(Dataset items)

····················

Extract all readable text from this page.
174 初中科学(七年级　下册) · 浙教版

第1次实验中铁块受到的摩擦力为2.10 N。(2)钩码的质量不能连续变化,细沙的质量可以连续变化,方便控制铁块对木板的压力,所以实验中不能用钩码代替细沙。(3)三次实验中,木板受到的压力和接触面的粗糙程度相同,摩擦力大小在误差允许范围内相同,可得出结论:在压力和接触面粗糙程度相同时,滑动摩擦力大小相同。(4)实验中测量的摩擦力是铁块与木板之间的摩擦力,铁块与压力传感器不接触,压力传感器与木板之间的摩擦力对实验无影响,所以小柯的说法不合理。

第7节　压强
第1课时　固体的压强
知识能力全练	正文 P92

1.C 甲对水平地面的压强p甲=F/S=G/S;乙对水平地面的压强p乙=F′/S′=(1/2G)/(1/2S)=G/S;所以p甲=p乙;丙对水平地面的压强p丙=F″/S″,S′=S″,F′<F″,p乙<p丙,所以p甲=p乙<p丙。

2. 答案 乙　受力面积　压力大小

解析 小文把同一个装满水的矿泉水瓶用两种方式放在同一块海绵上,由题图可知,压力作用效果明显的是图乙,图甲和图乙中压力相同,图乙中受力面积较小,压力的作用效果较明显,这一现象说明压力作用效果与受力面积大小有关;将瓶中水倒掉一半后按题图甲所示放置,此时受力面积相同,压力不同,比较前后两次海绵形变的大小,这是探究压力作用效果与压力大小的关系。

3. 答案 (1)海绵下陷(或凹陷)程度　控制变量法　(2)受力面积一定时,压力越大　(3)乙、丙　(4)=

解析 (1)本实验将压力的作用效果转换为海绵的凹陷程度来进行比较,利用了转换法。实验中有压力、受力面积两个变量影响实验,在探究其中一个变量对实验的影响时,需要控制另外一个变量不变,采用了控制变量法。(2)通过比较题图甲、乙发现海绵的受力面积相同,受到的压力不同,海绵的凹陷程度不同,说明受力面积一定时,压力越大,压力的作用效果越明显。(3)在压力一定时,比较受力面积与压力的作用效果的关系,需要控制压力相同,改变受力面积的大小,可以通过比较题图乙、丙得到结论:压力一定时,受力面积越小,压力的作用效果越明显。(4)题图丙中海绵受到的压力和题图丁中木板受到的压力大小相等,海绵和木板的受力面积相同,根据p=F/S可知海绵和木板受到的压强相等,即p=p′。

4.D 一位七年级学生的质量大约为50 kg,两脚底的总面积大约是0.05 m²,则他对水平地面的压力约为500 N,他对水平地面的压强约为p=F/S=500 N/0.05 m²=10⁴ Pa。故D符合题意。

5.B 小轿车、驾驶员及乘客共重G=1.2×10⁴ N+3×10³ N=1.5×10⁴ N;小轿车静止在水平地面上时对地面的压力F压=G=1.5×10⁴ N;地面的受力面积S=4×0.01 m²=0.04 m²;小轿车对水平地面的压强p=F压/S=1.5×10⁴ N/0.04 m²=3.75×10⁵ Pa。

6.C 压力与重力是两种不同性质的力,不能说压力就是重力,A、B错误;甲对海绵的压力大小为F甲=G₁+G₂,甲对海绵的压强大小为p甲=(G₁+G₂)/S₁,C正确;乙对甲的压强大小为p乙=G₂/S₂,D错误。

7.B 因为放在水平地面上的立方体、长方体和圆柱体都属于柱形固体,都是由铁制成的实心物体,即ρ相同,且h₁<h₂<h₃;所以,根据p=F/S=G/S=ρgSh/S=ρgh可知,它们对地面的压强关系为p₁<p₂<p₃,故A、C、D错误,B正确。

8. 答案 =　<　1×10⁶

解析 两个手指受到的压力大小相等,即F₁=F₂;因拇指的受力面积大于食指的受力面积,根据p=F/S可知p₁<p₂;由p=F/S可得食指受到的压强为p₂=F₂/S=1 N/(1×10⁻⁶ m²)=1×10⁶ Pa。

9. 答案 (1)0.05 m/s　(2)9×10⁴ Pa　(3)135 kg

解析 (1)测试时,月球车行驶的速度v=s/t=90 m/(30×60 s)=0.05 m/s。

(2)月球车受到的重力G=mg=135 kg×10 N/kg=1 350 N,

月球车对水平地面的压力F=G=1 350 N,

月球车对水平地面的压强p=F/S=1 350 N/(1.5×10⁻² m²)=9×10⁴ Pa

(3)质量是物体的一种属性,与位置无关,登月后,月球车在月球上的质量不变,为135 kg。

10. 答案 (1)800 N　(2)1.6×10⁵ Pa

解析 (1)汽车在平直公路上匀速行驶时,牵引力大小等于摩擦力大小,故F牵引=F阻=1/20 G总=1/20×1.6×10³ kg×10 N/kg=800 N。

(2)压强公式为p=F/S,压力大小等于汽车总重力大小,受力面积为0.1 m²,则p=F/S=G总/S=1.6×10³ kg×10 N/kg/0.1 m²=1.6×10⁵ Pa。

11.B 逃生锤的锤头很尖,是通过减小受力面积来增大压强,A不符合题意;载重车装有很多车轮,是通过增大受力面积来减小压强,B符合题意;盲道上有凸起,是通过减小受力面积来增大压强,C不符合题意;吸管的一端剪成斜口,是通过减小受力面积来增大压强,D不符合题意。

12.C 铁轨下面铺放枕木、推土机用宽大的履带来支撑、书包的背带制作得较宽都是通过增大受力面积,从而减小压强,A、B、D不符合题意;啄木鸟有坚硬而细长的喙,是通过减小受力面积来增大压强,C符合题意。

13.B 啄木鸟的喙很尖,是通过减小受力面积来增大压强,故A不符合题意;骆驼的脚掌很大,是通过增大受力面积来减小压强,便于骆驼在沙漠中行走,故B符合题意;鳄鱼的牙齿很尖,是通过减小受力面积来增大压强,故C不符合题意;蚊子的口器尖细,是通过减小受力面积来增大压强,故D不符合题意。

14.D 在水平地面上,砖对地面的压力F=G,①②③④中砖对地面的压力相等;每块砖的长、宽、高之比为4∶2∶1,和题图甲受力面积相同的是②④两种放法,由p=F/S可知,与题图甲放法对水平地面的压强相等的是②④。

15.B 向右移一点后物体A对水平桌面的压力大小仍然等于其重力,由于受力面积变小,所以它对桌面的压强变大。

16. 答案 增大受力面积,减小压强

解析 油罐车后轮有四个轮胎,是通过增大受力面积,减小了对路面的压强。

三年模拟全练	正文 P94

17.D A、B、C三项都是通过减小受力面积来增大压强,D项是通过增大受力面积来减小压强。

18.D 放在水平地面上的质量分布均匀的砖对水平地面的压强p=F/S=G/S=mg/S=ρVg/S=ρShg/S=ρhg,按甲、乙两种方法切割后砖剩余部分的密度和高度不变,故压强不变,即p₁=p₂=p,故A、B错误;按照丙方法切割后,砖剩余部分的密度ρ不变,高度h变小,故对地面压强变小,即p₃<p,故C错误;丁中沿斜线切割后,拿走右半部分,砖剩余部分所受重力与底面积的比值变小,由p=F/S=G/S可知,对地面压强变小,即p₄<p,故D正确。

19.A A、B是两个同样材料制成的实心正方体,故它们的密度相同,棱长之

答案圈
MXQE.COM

····················

◆ **Exercise instructions**:
In the listing, how many lines hold "压力越大"? Answer with a bare number.

◆ **Problem solution**:
2